WHAT TO DO: State how many lines in the entries below contain "falsi". Write nothing but the number.

MATERIAL FOR THE TASK:
━━━━━━━━━━━━━━━━

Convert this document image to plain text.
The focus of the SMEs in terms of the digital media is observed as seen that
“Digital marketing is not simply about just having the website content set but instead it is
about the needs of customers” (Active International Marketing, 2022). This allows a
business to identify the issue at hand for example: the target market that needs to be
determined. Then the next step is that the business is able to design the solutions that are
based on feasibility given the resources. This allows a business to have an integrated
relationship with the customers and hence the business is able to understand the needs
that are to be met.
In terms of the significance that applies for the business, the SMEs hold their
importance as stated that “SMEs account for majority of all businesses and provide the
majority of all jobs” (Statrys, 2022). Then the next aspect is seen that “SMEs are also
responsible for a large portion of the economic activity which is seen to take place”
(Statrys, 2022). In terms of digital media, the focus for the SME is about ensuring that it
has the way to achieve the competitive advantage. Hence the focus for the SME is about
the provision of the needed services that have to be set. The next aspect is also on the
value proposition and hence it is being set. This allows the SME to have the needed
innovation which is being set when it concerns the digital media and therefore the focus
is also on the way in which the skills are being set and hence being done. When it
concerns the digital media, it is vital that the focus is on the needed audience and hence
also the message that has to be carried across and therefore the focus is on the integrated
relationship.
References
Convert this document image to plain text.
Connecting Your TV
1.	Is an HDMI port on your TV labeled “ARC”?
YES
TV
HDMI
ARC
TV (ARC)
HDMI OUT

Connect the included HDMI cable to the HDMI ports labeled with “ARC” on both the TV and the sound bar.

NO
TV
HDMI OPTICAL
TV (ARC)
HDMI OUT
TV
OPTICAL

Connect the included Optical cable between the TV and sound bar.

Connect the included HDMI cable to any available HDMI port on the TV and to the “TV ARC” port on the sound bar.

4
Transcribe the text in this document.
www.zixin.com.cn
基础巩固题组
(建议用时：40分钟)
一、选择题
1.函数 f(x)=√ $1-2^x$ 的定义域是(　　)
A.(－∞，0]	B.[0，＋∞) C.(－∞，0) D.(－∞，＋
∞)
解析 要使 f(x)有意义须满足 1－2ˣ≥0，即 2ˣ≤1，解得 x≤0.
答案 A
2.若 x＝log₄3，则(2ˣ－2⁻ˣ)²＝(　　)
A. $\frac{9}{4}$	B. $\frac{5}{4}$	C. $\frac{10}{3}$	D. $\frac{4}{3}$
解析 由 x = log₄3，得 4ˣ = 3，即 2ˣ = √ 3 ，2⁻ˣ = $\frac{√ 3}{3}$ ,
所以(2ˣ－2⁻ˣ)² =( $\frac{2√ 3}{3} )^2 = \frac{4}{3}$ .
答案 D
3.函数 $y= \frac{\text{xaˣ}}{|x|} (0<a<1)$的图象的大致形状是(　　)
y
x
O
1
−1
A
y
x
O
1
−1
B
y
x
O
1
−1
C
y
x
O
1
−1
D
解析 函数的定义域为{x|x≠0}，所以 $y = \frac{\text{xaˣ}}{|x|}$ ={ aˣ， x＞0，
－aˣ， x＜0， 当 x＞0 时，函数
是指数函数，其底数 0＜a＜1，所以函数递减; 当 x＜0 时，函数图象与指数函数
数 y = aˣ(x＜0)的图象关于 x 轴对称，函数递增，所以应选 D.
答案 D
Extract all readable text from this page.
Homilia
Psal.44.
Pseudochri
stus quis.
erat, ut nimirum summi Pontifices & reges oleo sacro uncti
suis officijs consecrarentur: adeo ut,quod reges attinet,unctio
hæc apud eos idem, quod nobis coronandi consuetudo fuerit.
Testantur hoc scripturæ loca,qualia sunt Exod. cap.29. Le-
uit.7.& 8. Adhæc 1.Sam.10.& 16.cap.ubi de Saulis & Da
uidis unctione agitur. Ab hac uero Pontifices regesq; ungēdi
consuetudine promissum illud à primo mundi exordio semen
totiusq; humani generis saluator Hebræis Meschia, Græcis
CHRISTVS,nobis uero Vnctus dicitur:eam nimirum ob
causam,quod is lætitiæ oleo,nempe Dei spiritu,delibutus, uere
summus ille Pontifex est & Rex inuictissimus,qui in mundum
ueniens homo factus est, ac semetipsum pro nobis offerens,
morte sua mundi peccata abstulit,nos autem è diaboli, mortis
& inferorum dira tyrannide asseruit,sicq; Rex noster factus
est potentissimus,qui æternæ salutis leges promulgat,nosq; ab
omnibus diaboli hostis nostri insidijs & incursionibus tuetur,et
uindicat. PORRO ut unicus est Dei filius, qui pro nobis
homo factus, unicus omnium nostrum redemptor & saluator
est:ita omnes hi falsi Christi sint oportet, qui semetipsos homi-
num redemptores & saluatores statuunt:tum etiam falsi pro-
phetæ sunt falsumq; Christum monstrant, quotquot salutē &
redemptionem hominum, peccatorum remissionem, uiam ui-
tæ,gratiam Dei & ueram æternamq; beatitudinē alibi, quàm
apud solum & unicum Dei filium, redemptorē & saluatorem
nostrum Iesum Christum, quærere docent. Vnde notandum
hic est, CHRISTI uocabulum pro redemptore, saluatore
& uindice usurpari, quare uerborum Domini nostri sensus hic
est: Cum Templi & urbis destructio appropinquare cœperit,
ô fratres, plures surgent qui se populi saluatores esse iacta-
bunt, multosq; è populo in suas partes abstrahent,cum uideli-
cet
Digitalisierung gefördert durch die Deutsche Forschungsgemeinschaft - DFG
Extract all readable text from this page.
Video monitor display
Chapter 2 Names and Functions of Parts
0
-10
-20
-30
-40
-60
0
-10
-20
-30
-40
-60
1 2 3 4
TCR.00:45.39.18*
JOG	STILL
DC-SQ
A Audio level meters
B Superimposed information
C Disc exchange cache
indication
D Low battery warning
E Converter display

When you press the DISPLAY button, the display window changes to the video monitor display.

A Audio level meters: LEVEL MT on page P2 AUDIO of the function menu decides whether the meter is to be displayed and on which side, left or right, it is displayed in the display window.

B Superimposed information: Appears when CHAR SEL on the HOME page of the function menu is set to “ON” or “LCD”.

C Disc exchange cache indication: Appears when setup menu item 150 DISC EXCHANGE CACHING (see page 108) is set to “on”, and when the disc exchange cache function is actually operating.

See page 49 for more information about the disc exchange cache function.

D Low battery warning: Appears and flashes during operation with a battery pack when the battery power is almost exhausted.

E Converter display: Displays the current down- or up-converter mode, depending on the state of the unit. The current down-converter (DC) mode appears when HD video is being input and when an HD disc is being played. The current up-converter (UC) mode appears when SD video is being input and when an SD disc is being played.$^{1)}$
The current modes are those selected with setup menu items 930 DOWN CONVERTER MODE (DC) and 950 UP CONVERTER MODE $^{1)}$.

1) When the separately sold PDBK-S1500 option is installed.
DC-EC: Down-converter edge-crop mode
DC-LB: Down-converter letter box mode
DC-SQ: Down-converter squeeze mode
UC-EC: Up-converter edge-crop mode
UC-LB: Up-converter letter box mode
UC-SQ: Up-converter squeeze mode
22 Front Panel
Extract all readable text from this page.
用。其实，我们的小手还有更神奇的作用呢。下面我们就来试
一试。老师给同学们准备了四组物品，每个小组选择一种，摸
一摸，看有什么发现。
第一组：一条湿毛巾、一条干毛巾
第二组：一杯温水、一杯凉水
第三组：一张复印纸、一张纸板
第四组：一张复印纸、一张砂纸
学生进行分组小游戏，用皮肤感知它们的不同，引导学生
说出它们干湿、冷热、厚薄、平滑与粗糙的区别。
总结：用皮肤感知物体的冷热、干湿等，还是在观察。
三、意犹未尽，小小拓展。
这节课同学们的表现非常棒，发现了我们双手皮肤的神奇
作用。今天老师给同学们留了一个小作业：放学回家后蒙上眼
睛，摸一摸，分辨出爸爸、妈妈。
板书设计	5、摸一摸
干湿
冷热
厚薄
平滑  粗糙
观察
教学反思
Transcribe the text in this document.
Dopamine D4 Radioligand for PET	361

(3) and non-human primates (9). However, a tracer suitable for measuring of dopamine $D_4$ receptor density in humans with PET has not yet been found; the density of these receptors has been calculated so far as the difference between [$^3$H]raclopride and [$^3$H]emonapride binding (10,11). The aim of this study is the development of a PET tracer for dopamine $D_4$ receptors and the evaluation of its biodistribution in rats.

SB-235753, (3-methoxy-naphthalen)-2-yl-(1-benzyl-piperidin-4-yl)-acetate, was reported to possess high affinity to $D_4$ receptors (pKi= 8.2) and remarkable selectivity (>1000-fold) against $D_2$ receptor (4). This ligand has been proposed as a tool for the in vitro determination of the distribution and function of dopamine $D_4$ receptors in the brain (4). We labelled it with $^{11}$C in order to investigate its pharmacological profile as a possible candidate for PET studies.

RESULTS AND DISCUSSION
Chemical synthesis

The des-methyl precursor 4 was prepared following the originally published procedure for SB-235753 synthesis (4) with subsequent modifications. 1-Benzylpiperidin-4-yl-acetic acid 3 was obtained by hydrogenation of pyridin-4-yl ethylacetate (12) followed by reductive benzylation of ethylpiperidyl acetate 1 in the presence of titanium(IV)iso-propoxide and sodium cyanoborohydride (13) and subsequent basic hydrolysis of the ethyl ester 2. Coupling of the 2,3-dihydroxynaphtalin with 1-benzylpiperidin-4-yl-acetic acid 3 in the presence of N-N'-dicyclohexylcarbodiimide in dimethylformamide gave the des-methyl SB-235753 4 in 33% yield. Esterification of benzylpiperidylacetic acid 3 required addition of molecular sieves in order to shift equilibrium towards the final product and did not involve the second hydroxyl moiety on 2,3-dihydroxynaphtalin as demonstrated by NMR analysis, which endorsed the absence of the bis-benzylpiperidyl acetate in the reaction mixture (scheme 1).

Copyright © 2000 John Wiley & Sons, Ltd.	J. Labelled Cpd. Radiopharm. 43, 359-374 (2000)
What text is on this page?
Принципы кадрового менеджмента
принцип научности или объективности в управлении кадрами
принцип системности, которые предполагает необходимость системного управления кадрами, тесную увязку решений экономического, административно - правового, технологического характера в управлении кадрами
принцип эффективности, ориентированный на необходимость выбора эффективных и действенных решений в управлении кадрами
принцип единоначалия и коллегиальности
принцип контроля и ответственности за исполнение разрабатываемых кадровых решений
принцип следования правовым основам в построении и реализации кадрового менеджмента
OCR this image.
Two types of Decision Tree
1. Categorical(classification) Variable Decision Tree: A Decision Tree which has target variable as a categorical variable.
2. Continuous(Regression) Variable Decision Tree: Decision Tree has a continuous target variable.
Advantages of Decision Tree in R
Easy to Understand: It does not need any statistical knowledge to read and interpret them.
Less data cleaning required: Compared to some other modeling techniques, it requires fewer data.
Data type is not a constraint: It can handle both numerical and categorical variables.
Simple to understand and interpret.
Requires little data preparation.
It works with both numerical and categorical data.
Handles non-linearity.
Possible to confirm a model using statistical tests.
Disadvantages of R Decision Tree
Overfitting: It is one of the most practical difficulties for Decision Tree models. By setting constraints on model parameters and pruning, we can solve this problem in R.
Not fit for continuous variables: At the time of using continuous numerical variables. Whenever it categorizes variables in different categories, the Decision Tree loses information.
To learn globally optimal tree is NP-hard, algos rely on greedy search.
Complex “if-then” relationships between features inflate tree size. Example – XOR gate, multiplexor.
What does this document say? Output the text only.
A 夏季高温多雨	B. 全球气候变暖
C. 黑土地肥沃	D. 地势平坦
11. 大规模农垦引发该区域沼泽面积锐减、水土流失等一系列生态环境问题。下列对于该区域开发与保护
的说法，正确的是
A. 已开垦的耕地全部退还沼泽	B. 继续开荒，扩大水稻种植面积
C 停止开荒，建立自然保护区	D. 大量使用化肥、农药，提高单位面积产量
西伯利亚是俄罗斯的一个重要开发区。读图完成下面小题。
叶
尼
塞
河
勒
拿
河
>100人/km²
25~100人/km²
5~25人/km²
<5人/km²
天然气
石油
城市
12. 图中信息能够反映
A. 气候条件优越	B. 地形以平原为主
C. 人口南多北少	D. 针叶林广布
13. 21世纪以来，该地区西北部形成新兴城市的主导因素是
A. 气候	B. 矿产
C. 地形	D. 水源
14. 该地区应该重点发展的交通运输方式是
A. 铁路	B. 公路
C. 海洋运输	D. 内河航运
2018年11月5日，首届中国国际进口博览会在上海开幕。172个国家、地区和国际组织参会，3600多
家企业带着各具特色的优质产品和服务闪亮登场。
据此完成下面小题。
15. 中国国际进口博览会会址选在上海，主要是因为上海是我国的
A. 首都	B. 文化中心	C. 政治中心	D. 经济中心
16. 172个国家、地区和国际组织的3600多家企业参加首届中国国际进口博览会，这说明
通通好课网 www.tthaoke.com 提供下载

━━━━━━━━━━━━━━━━

EXERCISE SOLUTION: 2